====== 抜粋 ======

家族には長い歴史があり、それまでに培われた人間関係があります。そのため、安心や信頼がある反面、私もそうですが、つい遠慮がなくなったり、冷静になれなかったりして、うまく思いが伝わらないこともあるのではないでしょうか。
私がヘルパーとして大切にしているのは、「こうしなさい」「こうしましょう」ではなく、「こうしてみたらどうでしょう?」と、相手に決定権を持ってもらう問いかけをすること、つまり、「意思決定支援」を行うということです。もちろん、あまりにも衛生上よくないことや健康を害するようなことは別ですが、どんなことも「決めるのは本人」ということを念頭におくようにしています。
家族の介護でも、自分の思った通りに家族が動いてくれないとき、何とか説得しようとすると、余計にうまくいかなくなることがあります。
動くかどうかを決めるのは本人なのです。そこで「なぜ、しないのか」を一緒に考えてみると、また違った視点が得られます。「どうしてやらないの?」と聞いて、どんな答えが返ってくるか。答えを聞いて、そこから本人が納得できる方法を一緒に考えてみるとどうでしょうか。
「説得」ではなく「納得」を大切に——これは認知症の介護でよく言われることです。特に認知症の方はこだわりが強く、思い込んだらその行動をとってしまいます。「やめましょう」と言うと、かえって怒ってしまうこともあります。
「納得」をしてもらうには、忍耐が必要ですし、時間もかかります。でも、ヘルパーとして高齢者のお宅に伺うと、ゆったりと時間が流れていることに気づきます。ヘルパーであればその時間の流れに合わせることができますが、ご家族は自分の生活もあるので難しいかもしれません。それでも、時間の流れが違うということを知っておくだけでも、見方が変わってくるはずです。
そして、こだわりの理由を理解することができたら、本人の「思い」を満たすような提案ができるかもしれません。逆に、健康や安全にそんなに影響のないことなら「まあいいか」ですませることもできます。

====== 提供された情報 ======

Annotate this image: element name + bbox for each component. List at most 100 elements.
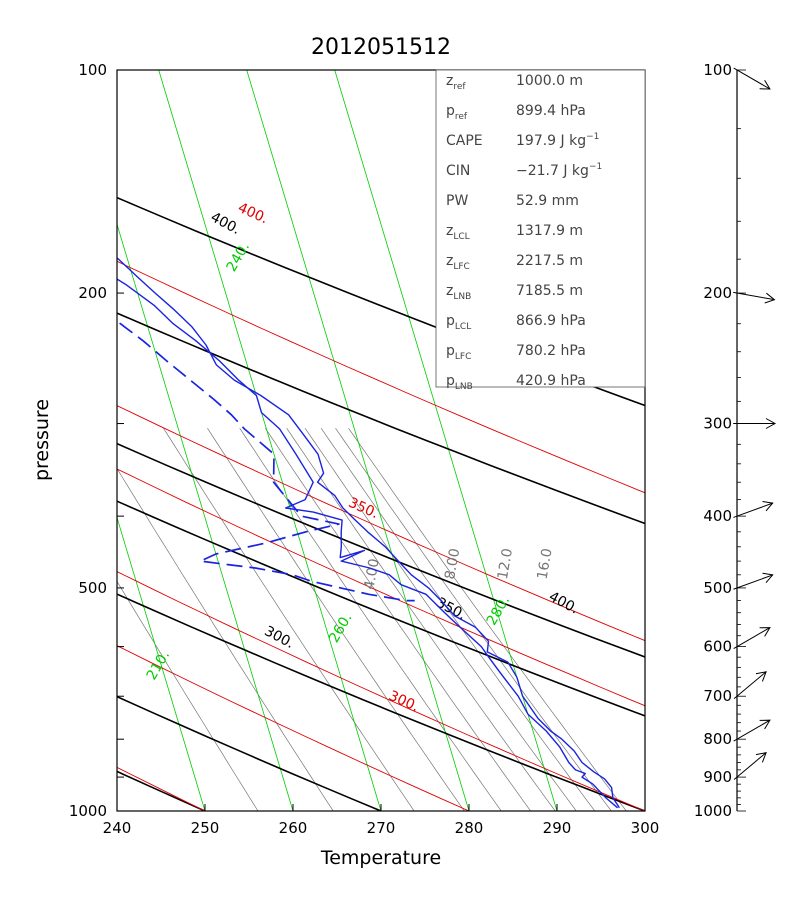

======

** 課題 **
A. 家族の介護についての文章で、「私がヘルパーとして大切にしているのは」で始まる段落にある、かぎかっこ「」で囲まれた語句をすべて挙げてください。
B. 次の(i)〜(iii)が家族の介護についての文章の内容と合っているかどうかを、それぞれ「はい」か「いいえ」で答え、判断の決め手となる文中の言葉をそのまま引用してください。
(i) 筆者はヘルパーとして、相手に決めてもらうような問いかけを大切にしている。
(ii) 認知症の方に「やめましょう」と言えば、いつも落ち着いてくれる。
(iii) 相手に「納得」してもらうのには、あまり時間がかからない。
C. 家族の介護についての文章を、最後の文のあとから書き継いでください。

** 課題の答え **
A.
「こうしなさい」
「こうしましょう」
「こうしてみたらどうでしょう?」
「意思決定支援」
「決めるのは本人」

B.
(i) はい。「相手に決定権を持ってもらう問いかけをすること」
(ii) いいえ。「「やめましょう」と言うと、かえって怒ってしまうこともあります。」
(iii) いいえ。「忍耐が必要ですし、時間もかかります」

C.
また、上手に話題を変える、他のことに気持ちを持っていくという工夫も、いいコミュニケーションに役立ちます。
その人のルールに合っているかを考える
「家のなかを片付ける」「不要なものを捨てる」というようなよかれと思ってしたことが、本人にうまく伝わらないという失敗は、ヘルパーの業務でも起こることです。そんなときは、その人のルールに合っていたのかを考えることを大切にしています。
『博士の愛した数式』という映画※に、忘れられないシーンがあります。記憶障害を患う数学者の家に、ピンチヒッターで訪れた慣れないヘルパー(小説では“家政婦”)さんが、書斎の一角に不ぞろいに並べられていた専門書を、きれいに並べ変えてしまいます。しかし、数日もしないうちに、本はまた元の状態に戻っています。他の人から見たら乱雑に並べられているようでも、そこには本人にとって一定のルールがあったのです。
どんなによい提案に見えても、その人のなかでできているルールを崩しては成立しません。その人のルール、つまりこだわりを知ろうとすることも大切なのです。
私自身、若い頃には、人間は歳をとると丸くなると思っていたところがありました。でもそうではないようです。歳をとればとるほど、それまでやってきたやり方へのこだわりはあり、それが頑固さになっていくこともあるのです。
例えば、ある利用者さんは、テーブルクロスにアイロンをかけないと気がすまない方でした。でも、病気で体がしんどくなってきたので、自分ではできません。「やってくれる?」と言うので、やって差し上げます。ご家族は、「そんなのかけなくていい」とおっしゃるのですが、アイロンをかけてピンと張ったテーブルクロスになるだけで、その人は幸せを感じることができるのです。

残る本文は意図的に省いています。